Return all lines in the material below that contain "series".

Input data -
****

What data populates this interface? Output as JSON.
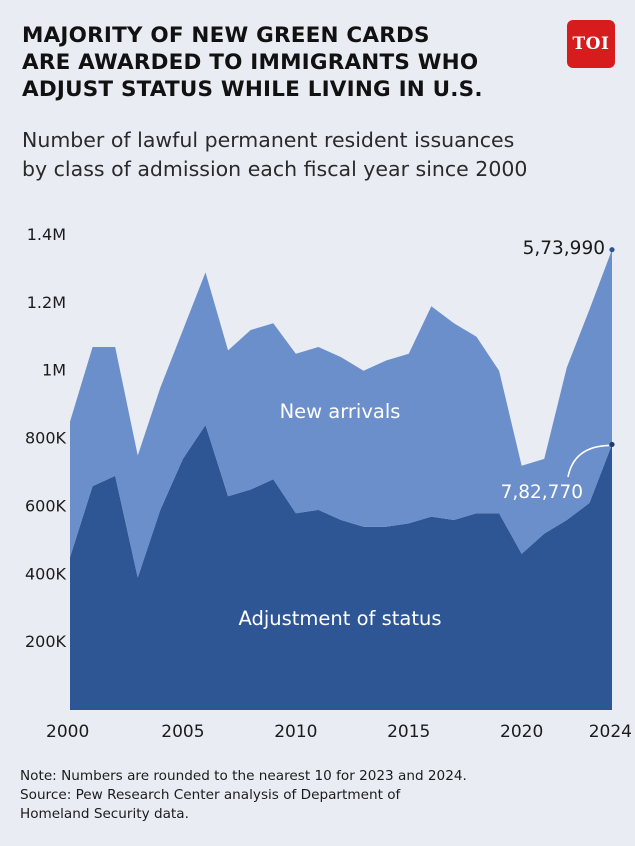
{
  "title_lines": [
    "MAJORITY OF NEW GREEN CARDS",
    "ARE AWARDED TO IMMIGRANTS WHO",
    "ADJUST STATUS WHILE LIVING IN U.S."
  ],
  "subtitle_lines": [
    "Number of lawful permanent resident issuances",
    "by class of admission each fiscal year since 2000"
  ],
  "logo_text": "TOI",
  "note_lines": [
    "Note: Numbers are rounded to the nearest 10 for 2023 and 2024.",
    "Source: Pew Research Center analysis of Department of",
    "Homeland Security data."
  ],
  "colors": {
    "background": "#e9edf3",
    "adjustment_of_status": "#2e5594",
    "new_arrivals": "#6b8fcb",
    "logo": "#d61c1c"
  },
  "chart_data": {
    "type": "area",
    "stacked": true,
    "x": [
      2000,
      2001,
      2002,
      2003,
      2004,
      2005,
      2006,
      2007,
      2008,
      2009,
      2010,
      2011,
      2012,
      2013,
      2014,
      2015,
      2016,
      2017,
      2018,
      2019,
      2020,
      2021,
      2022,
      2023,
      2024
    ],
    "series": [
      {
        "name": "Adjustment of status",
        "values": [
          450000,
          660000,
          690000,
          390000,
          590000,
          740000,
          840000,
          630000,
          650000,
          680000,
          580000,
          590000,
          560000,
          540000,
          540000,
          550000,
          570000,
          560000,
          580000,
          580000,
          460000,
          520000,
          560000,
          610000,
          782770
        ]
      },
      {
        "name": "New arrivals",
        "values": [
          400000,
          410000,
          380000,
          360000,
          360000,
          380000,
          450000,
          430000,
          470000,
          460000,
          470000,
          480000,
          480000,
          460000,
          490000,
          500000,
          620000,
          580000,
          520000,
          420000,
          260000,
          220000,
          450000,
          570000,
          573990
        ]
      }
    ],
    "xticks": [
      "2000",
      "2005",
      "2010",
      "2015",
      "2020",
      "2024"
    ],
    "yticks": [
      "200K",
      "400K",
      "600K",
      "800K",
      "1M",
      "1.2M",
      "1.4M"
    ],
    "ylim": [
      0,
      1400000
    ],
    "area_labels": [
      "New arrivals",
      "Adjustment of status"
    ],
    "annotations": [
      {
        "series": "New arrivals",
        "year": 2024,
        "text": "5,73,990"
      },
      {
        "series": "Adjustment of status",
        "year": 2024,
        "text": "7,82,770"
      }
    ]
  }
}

****

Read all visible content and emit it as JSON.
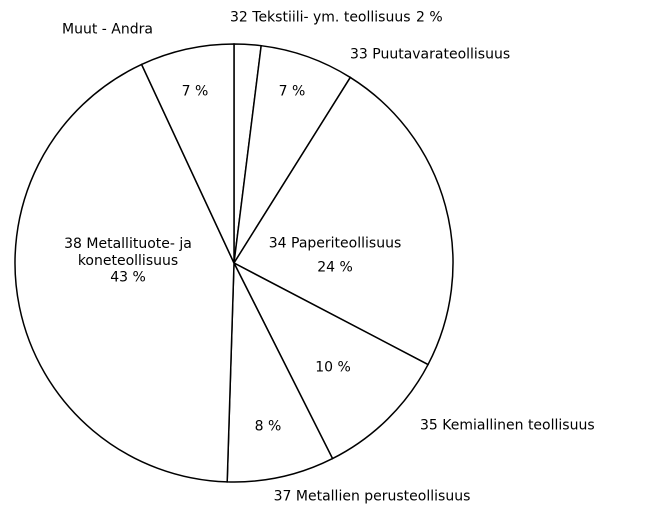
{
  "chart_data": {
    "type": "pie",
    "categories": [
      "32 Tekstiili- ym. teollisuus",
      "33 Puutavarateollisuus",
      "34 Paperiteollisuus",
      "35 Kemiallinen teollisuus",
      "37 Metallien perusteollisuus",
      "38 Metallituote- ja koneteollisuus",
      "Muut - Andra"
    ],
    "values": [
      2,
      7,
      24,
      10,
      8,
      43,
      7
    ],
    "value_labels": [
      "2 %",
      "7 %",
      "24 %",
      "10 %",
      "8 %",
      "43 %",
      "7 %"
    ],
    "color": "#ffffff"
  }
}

****

Solution for this exercise -
    "series": [
        "series": "New arrivals",
        "series": "Adjustment of status",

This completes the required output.